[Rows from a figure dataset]
┏━━

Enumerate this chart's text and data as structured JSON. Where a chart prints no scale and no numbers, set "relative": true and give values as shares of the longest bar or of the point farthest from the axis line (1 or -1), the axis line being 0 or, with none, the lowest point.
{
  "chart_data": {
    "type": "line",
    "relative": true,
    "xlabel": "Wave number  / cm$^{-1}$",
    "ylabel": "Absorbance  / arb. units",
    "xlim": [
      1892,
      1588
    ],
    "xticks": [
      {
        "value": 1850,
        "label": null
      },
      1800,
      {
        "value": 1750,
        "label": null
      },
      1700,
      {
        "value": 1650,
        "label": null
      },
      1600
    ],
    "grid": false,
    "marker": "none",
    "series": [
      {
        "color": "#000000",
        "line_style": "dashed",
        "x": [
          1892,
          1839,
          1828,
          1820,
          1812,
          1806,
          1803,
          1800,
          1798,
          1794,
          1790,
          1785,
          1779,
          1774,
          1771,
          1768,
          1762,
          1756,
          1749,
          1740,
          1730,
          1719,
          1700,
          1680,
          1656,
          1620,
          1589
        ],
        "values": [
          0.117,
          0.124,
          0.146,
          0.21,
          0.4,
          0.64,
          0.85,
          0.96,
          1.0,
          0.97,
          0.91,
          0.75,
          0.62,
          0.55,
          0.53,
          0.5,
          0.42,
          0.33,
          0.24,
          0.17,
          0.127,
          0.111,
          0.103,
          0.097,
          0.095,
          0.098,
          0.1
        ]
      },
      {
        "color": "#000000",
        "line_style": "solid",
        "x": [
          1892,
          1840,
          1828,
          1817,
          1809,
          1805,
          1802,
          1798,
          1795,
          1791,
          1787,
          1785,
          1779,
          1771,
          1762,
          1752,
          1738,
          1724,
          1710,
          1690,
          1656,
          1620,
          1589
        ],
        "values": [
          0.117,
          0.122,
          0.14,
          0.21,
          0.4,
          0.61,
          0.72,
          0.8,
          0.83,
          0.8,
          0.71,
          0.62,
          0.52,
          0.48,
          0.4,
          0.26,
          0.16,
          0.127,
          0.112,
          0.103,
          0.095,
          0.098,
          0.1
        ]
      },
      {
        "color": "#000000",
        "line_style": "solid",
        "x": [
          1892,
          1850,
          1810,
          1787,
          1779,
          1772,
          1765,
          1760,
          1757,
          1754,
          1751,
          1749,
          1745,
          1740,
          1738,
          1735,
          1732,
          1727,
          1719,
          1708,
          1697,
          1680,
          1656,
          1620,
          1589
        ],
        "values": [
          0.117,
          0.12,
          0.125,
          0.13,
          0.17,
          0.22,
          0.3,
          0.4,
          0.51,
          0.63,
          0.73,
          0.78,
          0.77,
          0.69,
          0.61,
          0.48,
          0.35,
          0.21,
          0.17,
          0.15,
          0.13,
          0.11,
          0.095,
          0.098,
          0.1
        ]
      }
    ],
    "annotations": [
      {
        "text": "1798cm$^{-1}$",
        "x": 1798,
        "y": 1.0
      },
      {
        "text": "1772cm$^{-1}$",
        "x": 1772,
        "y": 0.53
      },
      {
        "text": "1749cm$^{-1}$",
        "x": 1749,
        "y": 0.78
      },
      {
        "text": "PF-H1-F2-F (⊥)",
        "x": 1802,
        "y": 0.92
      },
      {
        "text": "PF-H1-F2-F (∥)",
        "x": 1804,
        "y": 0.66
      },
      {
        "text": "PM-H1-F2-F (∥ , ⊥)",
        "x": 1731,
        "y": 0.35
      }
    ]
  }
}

┗━━

_SHORT PROBLEM_.
Repeat the entries shown above, every one, word for word.

_ANSWER FOR THIS EXERCISE_.
Enumerate this chart's text and data as structured JSON. Where a chart prints no scale and no numbers, set "relative": true and give values as shares of the longest bar or of the point farthest from the axis line (1 or -1), the axis line being 0 or, with none, the lowest point.
{
  "chart_data": {
    "type": "line",
    "relative": true,
    "xlabel": "Wave number  / cm$^{-1}$",
    "ylabel": "Absorbance  / arb. units",
    "xlim": [
      1892,
      1588
    ],
    "xticks": [
      {
        "value": 1850,
        "label": null
      },
      1800,
      {
        "value": 1750,
        "label": null
      },
      1700,
      {
        "value": 1650,
        "label": null
      },
      1600
    ],
    "grid": false,
    "marker": "none",
    "series": [
      {
        "color": "#000000",
        "line_style": "dashed",
        "x": [
          1892,
          1839,
          1828,
          1820,
          1812,
          1806,
          1803,
          1800,
          1798,
          1794,
          1790,
          1785,
          1779,
          1774,
          1771,
          1768,
          1762,
          1756,
          1749,
          1740,
          1730,
          1719,
          1700,
          1680,
          1656,
          1620,
          1589
        ],
        "values": [
          0.117,
          0.124,
          0.146,
          0.21,
          0.4,
          0.64,
          0.85,
          0.96,
          1.0,
          0.97,
          0.91,
          0.75,
          0.62,
          0.55,
          0.53,
          0.5,
          0.42,
          0.33,
          0.24,
          0.17,
          0.127,
          0.111,
          0.103,
          0.097,
          0.095,
          0.098,
          0.1
        ]
      },
      {
        "color": "#000000",
        "line_style": "solid",
        "x": [
          1892,
          1840,
          1828,
          1817,
          1809,
          1805,
          1802,
          1798,
          1795,
          1791,
          1787,
          1785,
          1779,
          1771,
          1762,
          1752,
          1738,
          1724,
          1710,
          1690,
          1656,
          1620,
          1589
        ],
        "values": [
          0.117,
          0.122,
          0.14,
          0.21,
          0.4,
          0.61,
          0.72,
          0.8,
          0.83,
          0.8,
          0.71,
          0.62,
          0.52,
          0.48,
          0.4,
          0.26,
          0.16,
          0.127,
          0.112,
          0.103,
          0.095,
          0.098,
          0.1
        ]
      },
      {
        "color": "#000000",
        "line_style": "solid",
        "x": [
          1892,
          1850,
          1810,
          1787,
          1779,
          1772,
          1765,
          1760,
          1757,
          1754,
          1751,
          1749,
          1745,
          1740,
          1738,
          1735,
          1732,
          1727,
          1719,
          1708,
          1697,
          1680,
          1656,
          1620,
          1589
        ],
        "values": [
          0.117,
          0.12,
          0.125,
          0.13,
          0.17,
          0.22,
          0.3,
          0.4,
          0.51,
          0.63,
          0.73,
          0.78,
          0.77,
          0.69,
          0.61,
          0.48,
          0.35,
          0.21,
          0.17,
          0.15,
          0.13,
          0.11,
          0.095,
          0.098,
          0.1
        ]
      }
    ],
    "annotations": [
      {
        "text": "1798cm$^{-1}$",
        "x": 1798,
        "y": 1.0
      },
      {
        "text": "1772cm$^{-1}$",
        "x": 1772,
        "y": 0.53
      },
      {
        "text": "1749cm$^{-1}$",
        "x": 1749,
        "y": 0.78
      },
      {
        "text": "PF-H1-F2-F (⊥)",
        "x": 1802,
        "y": 0.92
      },
      {
        "text": "PF-H1-F2-F (∥)",
        "x": 1804,
        "y": 0.66
      },
      {
        "text": "PM-H1-F2-F (∥ , ⊥)",
        "x": 1731,
        "y": 0.35
      }
    ]
  }
}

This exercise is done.